━━━━━ Items ━━━━━

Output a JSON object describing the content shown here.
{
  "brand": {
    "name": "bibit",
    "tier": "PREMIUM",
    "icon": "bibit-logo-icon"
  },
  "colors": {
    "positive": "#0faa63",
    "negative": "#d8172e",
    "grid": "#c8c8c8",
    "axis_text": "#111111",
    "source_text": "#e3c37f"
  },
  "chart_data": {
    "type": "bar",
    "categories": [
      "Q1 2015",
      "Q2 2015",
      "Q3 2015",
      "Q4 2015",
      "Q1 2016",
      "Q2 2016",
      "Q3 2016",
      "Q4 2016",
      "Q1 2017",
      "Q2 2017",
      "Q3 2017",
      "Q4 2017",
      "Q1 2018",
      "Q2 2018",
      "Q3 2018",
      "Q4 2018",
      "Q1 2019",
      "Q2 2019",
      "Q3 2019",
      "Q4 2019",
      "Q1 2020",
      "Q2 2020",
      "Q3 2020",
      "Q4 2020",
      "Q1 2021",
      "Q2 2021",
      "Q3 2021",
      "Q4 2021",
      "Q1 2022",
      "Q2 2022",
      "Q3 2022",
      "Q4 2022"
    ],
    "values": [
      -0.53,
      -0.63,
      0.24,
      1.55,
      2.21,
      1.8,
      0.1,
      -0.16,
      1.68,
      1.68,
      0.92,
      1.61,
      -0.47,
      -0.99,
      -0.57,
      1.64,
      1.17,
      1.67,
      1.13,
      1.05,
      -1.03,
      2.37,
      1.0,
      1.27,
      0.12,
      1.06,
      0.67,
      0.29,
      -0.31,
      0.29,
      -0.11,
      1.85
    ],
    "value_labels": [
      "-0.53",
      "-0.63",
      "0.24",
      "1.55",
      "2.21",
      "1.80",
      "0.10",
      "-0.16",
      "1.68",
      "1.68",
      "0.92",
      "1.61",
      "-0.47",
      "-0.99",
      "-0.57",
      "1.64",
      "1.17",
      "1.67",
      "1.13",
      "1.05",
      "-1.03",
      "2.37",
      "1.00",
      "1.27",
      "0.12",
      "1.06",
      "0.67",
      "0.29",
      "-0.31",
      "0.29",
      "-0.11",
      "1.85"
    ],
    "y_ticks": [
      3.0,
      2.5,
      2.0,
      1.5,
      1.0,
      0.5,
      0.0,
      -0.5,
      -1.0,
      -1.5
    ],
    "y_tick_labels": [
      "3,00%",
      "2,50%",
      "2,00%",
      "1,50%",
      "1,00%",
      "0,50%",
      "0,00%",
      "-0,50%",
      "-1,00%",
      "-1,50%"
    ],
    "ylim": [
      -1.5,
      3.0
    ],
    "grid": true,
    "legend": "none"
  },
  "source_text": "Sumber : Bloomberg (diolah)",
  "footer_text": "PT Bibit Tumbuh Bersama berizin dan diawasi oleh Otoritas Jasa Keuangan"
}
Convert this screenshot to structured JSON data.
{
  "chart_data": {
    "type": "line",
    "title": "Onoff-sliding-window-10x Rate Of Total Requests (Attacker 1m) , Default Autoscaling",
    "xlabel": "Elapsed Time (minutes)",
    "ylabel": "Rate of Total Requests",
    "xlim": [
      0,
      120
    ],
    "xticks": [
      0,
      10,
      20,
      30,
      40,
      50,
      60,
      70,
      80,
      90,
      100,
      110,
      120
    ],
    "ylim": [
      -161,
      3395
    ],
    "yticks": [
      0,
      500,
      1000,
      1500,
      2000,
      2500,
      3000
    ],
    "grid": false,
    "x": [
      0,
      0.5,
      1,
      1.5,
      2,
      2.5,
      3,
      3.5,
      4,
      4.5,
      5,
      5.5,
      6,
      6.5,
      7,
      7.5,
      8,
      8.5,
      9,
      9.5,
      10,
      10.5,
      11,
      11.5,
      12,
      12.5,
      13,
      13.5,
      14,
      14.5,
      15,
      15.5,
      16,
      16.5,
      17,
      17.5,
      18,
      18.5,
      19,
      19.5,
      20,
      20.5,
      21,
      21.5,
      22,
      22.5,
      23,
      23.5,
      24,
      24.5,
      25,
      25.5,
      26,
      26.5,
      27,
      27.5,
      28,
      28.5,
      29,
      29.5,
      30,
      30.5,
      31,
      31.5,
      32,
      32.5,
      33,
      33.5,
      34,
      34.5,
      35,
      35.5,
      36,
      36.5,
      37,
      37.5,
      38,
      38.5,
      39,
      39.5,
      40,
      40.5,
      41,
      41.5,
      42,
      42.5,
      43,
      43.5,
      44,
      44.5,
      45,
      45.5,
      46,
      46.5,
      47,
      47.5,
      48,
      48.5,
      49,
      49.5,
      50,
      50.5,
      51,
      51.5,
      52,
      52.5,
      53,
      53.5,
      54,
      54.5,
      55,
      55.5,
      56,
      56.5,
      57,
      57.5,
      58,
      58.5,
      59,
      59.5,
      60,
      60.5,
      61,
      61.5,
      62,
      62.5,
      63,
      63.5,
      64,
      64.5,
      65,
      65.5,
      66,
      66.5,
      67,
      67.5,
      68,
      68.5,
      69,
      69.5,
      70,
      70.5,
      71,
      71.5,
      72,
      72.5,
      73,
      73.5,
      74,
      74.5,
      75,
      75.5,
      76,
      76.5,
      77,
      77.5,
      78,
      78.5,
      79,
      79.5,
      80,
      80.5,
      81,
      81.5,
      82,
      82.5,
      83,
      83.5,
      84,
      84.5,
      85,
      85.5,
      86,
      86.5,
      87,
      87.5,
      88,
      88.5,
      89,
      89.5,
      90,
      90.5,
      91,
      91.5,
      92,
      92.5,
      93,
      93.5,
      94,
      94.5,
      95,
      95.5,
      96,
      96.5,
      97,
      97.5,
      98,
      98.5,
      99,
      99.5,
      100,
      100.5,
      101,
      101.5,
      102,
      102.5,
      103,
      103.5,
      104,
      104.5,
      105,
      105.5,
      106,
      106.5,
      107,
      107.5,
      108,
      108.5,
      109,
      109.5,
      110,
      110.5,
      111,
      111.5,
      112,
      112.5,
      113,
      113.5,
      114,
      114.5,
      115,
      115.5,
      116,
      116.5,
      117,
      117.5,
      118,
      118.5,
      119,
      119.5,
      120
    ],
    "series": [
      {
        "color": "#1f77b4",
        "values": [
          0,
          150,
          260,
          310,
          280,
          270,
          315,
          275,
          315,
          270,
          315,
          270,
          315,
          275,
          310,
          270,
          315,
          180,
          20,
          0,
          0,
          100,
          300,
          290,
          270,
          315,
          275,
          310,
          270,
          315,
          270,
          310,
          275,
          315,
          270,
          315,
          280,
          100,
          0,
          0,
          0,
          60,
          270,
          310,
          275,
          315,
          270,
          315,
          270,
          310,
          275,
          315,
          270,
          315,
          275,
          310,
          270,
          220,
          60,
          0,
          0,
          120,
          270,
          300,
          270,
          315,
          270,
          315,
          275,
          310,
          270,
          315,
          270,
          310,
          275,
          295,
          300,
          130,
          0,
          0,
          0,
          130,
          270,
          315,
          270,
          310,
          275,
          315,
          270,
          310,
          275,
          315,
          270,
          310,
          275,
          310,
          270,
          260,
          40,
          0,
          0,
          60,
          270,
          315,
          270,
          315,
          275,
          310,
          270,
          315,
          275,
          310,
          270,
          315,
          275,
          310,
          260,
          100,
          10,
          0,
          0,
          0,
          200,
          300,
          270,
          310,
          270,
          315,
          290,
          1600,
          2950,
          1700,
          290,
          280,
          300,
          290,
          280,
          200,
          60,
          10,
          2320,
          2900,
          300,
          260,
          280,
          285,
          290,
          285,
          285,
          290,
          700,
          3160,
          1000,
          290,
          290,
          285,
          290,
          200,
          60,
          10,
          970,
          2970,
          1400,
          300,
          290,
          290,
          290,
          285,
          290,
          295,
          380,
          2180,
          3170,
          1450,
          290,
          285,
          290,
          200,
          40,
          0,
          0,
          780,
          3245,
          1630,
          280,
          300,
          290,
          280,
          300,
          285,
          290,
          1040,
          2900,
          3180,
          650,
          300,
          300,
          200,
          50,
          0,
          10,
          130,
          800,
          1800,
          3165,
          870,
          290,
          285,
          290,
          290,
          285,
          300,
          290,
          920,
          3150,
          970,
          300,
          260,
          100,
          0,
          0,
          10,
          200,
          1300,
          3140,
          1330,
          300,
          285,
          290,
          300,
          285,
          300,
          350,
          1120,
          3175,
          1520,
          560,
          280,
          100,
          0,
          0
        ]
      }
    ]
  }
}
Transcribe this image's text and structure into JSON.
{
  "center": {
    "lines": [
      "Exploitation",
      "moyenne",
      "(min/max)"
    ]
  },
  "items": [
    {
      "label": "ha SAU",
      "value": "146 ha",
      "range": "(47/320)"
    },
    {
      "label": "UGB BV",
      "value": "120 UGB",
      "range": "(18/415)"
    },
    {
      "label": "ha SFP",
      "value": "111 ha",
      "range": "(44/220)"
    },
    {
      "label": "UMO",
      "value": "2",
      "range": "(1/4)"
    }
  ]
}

━━━━━

What you have to do —
Pull out every line in the material above where "range" occurs.

Reply to the task —
      "range": "(47/320)"
      "range": "(18/415)"
      "range": "(44/220)"
      "range": "(1/4)"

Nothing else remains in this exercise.